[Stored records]
'''

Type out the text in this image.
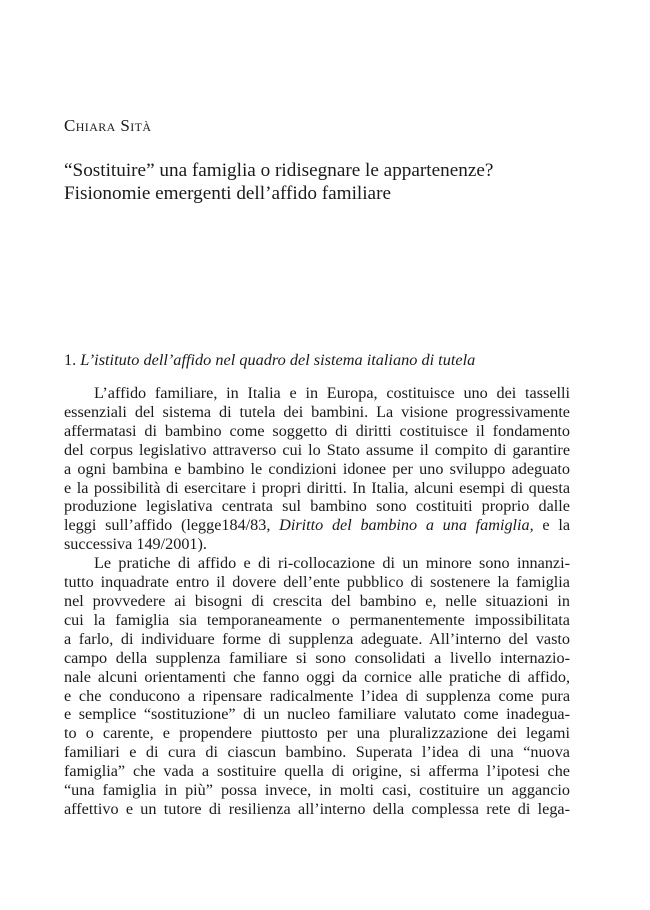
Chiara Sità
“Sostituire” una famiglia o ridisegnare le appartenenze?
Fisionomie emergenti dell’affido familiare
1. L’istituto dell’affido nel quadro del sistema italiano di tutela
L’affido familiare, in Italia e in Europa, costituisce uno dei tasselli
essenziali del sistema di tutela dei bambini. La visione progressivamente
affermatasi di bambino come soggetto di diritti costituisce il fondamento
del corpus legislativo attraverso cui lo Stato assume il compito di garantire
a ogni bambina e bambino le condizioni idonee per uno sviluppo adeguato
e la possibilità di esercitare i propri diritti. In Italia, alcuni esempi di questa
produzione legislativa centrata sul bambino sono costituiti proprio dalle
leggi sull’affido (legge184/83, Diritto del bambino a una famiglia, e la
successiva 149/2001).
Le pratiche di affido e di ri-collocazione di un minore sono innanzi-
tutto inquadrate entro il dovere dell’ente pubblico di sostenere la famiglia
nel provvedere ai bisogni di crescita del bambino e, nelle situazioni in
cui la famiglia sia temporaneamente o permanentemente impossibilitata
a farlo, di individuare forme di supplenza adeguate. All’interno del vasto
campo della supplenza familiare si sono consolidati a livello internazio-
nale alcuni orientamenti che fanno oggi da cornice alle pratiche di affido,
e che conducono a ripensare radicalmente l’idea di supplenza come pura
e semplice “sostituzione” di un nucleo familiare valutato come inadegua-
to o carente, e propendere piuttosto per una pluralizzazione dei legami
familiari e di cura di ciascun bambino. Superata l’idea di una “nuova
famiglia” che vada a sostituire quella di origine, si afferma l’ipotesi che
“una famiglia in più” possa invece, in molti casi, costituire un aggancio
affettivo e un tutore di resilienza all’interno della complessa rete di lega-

'''
'''

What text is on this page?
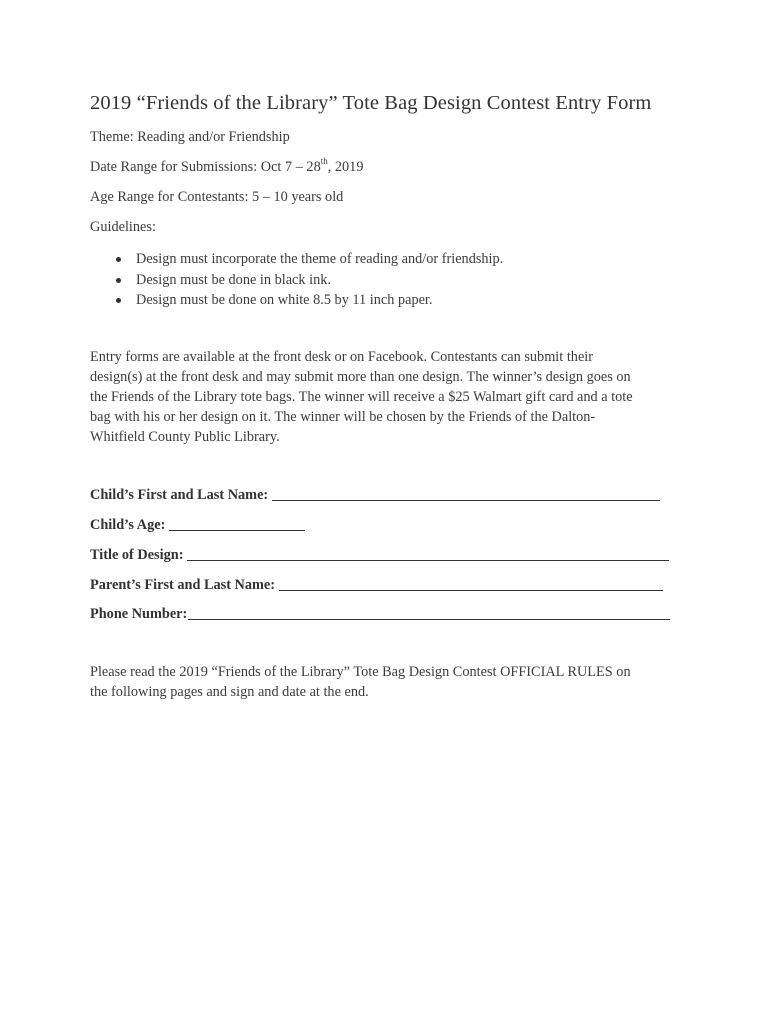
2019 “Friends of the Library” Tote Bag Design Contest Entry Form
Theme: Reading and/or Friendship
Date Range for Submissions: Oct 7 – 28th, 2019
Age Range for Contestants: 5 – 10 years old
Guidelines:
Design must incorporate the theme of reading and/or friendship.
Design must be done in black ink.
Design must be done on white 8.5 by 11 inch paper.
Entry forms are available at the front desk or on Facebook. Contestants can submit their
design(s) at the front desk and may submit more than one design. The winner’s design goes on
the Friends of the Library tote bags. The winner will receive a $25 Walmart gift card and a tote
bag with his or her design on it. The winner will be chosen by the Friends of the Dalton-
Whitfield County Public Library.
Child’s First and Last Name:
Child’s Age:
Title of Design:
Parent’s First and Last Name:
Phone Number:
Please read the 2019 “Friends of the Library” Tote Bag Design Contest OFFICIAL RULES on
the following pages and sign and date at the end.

'''

[CHALLENGE]
Count every line in the preceding entries where the string "tutela" appears, then state only the total.

[EXERCISE ANSWER]
2